SUPPLIED MATERIAL →
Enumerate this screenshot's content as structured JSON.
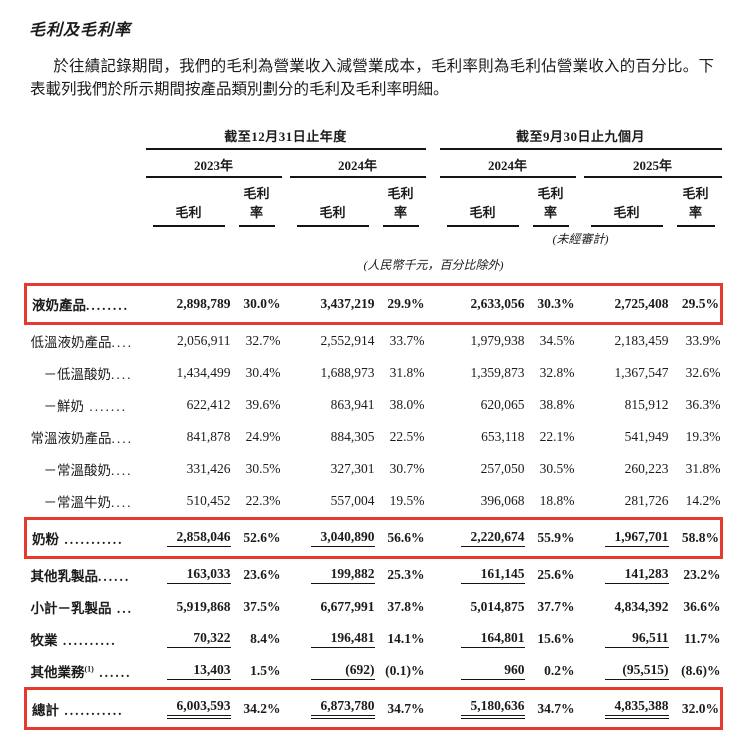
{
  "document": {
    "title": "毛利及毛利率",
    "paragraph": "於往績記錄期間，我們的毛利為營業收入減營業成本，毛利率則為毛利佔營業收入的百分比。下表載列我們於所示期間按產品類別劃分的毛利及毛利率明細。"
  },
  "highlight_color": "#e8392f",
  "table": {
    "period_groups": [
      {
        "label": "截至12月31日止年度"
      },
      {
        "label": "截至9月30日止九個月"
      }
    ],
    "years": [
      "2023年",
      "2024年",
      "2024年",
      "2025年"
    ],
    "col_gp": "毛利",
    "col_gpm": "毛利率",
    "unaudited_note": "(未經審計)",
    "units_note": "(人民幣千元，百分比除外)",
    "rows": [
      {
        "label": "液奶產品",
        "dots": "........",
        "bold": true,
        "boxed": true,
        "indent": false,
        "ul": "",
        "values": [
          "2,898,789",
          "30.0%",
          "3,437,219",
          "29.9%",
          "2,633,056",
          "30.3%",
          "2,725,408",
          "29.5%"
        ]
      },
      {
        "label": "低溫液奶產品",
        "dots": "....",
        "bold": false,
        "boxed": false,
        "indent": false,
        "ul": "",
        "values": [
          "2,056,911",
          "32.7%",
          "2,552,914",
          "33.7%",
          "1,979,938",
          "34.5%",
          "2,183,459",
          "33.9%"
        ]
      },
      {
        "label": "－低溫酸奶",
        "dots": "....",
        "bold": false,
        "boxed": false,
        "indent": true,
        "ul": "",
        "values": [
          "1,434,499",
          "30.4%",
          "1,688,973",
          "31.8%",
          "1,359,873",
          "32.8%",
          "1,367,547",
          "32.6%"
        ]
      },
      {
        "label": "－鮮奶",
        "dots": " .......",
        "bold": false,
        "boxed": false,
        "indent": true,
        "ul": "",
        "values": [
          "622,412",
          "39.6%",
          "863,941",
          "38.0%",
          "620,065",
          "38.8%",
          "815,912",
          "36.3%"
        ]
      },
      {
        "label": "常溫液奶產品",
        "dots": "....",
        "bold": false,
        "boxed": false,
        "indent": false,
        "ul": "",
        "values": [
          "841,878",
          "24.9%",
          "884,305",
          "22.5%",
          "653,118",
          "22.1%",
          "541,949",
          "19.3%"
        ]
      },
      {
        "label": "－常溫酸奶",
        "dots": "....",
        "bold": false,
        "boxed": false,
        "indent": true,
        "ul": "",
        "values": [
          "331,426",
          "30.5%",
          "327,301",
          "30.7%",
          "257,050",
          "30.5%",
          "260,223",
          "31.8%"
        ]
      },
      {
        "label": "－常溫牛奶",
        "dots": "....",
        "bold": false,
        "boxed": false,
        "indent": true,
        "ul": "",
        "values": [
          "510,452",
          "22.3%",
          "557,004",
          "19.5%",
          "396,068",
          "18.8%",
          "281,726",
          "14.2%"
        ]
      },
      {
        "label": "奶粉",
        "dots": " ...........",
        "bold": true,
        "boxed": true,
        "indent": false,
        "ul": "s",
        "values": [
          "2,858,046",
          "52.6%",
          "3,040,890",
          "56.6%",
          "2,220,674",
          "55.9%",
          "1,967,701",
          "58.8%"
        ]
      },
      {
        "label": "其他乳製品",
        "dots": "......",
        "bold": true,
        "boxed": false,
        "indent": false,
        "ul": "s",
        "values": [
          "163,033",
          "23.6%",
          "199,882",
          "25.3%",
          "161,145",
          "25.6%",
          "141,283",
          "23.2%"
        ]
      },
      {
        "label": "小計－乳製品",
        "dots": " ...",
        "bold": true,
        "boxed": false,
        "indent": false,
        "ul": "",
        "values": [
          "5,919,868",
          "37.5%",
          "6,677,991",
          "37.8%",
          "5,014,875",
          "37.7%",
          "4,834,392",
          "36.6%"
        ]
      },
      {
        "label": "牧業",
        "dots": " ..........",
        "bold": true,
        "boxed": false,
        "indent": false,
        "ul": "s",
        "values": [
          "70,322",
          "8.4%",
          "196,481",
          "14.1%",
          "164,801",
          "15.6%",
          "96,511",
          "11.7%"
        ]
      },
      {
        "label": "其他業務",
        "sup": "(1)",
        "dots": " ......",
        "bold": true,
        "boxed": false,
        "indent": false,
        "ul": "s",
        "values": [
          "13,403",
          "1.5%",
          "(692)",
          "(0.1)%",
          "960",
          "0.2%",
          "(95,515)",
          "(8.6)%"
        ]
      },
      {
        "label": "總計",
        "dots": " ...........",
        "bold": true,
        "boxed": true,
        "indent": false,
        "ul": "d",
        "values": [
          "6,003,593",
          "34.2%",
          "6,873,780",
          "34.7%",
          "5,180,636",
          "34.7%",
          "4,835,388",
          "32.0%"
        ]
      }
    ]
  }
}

WHAT NEEDS TO BE DONE → Leave the pictures out and reproduce all of the records exactly.

EXPECTED ANSWER →
Enumerate this screenshot's content as structured JSON.
{
  "document": {
    "title": "毛利及毛利率",
    "paragraph": "於往績記錄期間，我們的毛利為營業收入減營業成本，毛利率則為毛利佔營業收入的百分比。下表載列我們於所示期間按產品類別劃分的毛利及毛利率明細。"
  },
  "highlight_color": "#e8392f",
  "table": {
    "period_groups": [
      {
        "label": "截至12月31日止年度"
      },
      {
        "label": "截至9月30日止九個月"
      }
    ],
    "years": [
      "2023年",
      "2024年",
      "2024年",
      "2025年"
    ],
    "col_gp": "毛利",
    "col_gpm": "毛利率",
    "unaudited_note": "(未經審計)",
    "units_note": "(人民幣千元，百分比除外)",
    "rows": [
      {
        "label": "液奶產品",
        "dots": "........",
        "bold": true,
        "boxed": true,
        "indent": false,
        "ul": "",
        "values": [
          "2,898,789",
          "30.0%",
          "3,437,219",
          "29.9%",
          "2,633,056",
          "30.3%",
          "2,725,408",
          "29.5%"
        ]
      },
      {
        "label": "低溫液奶產品",
        "dots": "....",
        "bold": false,
        "boxed": false,
        "indent": false,
        "ul": "",
        "values": [
          "2,056,911",
          "32.7%",
          "2,552,914",
          "33.7%",
          "1,979,938",
          "34.5%",
          "2,183,459",
          "33.9%"
        ]
      },
      {
        "label": "－低溫酸奶",
        "dots": "....",
        "bold": false,
        "boxed": false,
        "indent": true,
        "ul": "",
        "values": [
          "1,434,499",
          "30.4%",
          "1,688,973",
          "31.8%",
          "1,359,873",
          "32.8%",
          "1,367,547",
          "32.6%"
        ]
      },
      {
        "label": "－鮮奶",
        "dots": " .......",
        "bold": false,
        "boxed": false,
        "indent": true,
        "ul": "",
        "values": [
          "622,412",
          "39.6%",
          "863,941",
          "38.0%",
          "620,065",
          "38.8%",
          "815,912",
          "36.3%"
        ]
      },
      {
        "label": "常溫液奶產品",
        "dots": "....",
        "bold": false,
        "boxed": false,
        "indent": false,
        "ul": "",
        "values": [
          "841,878",
          "24.9%",
          "884,305",
          "22.5%",
          "653,118",
          "22.1%",
          "541,949",
          "19.3%"
        ]
      },
      {
        "label": "－常溫酸奶",
        "dots": "....",
        "bold": false,
        "boxed": false,
        "indent": true,
        "ul": "",
        "values": [
          "331,426",
          "30.5%",
          "327,301",
          "30.7%",
          "257,050",
          "30.5%",
          "260,223",
          "31.8%"
        ]
      },
      {
        "label": "－常溫牛奶",
        "dots": "....",
        "bold": false,
        "boxed": false,
        "indent": true,
        "ul": "",
        "values": [
          "510,452",
          "22.3%",
          "557,004",
          "19.5%",
          "396,068",
          "18.8%",
          "281,726",
          "14.2%"
        ]
      },
      {
        "label": "奶粉",
        "dots": " ...........",
        "bold": true,
        "boxed": true,
        "indent": false,
        "ul": "s",
        "values": [
          "2,858,046",
          "52.6%",
          "3,040,890",
          "56.6%",
          "2,220,674",
          "55.9%",
          "1,967,701",
          "58.8%"
        ]
      },
      {
        "label": "其他乳製品",
        "dots": "......",
        "bold": true,
        "boxed": false,
        "indent": false,
        "ul": "s",
        "values": [
          "163,033",
          "23.6%",
          "199,882",
          "25.3%",
          "161,145",
          "25.6%",
          "141,283",
          "23.2%"
        ]
      },
      {
        "label": "小計－乳製品",
        "dots": " ...",
        "bold": true,
        "boxed": false,
        "indent": false,
        "ul": "",
        "values": [
          "5,919,868",
          "37.5%",
          "6,677,991",
          "37.8%",
          "5,014,875",
          "37.7%",
          "4,834,392",
          "36.6%"
        ]
      },
      {
        "label": "牧業",
        "dots": " ..........",
        "bold": true,
        "boxed": false,
        "indent": false,
        "ul": "s",
        "values": [
          "70,322",
          "8.4%",
          "196,481",
          "14.1%",
          "164,801",
          "15.6%",
          "96,511",
          "11.7%"
        ]
      },
      {
        "label": "其他業務",
        "sup": "(1)",
        "dots": " ......",
        "bold": true,
        "boxed": false,
        "indent": false,
        "ul": "s",
        "values": [
          "13,403",
          "1.5%",
          "(692)",
          "(0.1)%",
          "960",
          "0.2%",
          "(95,515)",
          "(8.6)%"
        ]
      },
      {
        "label": "總計",
        "dots": " ...........",
        "bold": true,
        "boxed": true,
        "indent": false,
        "ul": "d",
        "values": [
          "6,003,593",
          "34.2%",
          "6,873,780",
          "34.7%",
          "5,180,636",
          "34.7%",
          "4,835,388",
          "32.0%"
        ]
      }
    ]
  }
}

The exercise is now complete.